_Task details_. Locate each line in the records containing "true". Copy it.
>> start
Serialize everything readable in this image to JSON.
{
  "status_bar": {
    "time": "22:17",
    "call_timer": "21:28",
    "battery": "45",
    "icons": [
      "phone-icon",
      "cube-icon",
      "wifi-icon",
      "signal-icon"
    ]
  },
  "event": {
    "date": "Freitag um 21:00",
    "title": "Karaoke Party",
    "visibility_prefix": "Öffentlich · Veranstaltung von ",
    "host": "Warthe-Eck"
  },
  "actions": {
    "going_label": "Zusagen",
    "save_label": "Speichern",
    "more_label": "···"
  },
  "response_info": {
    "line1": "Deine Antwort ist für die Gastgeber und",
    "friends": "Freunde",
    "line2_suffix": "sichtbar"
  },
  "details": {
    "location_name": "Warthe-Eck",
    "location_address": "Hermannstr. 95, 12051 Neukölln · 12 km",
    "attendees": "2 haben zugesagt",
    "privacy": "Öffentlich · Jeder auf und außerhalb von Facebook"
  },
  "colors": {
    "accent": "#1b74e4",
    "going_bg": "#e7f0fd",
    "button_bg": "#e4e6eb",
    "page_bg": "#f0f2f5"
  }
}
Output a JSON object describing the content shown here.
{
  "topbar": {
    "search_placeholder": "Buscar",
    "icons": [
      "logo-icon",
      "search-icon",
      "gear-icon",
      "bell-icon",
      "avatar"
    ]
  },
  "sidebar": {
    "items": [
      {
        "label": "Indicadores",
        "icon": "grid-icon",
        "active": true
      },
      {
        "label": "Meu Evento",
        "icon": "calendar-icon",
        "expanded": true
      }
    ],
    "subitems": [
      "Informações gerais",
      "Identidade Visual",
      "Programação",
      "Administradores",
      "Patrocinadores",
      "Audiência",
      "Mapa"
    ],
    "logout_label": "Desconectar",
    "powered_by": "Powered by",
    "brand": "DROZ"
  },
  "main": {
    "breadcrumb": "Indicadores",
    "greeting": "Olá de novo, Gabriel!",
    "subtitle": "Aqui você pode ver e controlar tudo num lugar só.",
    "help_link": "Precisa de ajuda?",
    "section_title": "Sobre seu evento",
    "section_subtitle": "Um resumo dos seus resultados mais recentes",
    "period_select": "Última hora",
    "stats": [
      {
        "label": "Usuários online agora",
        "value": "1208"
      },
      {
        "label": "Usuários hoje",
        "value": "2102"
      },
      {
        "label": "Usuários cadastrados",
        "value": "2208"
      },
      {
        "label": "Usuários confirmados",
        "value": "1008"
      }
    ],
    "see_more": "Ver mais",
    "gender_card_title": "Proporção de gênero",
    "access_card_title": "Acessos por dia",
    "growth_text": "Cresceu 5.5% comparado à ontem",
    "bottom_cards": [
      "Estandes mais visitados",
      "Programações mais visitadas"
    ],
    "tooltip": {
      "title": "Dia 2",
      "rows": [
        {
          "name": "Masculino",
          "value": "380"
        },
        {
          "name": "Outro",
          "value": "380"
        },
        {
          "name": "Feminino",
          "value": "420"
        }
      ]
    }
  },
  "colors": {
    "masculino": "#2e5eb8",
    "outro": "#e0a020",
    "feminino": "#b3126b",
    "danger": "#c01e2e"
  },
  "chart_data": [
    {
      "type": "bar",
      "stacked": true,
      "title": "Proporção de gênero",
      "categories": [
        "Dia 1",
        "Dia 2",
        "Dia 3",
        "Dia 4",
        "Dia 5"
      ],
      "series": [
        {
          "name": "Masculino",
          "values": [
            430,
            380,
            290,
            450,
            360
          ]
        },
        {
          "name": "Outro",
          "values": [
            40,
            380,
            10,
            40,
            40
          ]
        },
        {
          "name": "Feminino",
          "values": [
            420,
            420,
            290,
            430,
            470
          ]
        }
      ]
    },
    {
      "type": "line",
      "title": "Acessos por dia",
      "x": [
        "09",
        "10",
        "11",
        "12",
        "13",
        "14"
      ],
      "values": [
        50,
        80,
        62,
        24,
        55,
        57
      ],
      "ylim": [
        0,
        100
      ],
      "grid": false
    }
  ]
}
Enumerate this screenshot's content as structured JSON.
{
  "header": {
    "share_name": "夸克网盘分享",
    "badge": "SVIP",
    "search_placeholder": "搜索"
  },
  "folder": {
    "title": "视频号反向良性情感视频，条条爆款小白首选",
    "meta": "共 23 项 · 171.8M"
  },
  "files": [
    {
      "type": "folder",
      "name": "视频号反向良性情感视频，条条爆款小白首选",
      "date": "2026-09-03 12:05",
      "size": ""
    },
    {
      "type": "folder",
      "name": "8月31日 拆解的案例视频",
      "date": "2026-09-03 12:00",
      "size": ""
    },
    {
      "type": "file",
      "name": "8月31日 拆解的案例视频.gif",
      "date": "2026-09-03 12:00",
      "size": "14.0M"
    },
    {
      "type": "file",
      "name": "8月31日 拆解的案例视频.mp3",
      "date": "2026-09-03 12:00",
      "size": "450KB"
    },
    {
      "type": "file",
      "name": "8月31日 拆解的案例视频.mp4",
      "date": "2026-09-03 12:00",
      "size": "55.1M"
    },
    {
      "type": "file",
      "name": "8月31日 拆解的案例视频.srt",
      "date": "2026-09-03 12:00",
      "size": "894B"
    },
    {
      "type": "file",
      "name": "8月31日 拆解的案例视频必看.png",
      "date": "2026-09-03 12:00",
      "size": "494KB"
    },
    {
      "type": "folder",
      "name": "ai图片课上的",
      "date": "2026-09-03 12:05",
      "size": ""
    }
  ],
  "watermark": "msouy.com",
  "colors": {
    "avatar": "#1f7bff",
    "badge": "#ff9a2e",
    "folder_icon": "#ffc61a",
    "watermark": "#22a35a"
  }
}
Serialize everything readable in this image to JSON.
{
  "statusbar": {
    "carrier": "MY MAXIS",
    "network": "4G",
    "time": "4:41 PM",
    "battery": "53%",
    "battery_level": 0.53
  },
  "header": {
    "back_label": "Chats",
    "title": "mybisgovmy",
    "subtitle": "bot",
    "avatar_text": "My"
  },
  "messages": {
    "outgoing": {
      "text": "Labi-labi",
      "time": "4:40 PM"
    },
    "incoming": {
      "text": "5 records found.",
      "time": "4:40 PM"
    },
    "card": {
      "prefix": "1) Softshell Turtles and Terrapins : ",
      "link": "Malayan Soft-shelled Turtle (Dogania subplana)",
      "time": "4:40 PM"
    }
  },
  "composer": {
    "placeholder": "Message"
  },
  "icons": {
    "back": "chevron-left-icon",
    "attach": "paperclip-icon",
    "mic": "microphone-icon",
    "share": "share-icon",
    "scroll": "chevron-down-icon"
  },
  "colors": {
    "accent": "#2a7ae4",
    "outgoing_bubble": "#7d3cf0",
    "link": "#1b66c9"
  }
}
>> end
_Response below_.
        "active": true
        "expanded": true
      "stacked": true,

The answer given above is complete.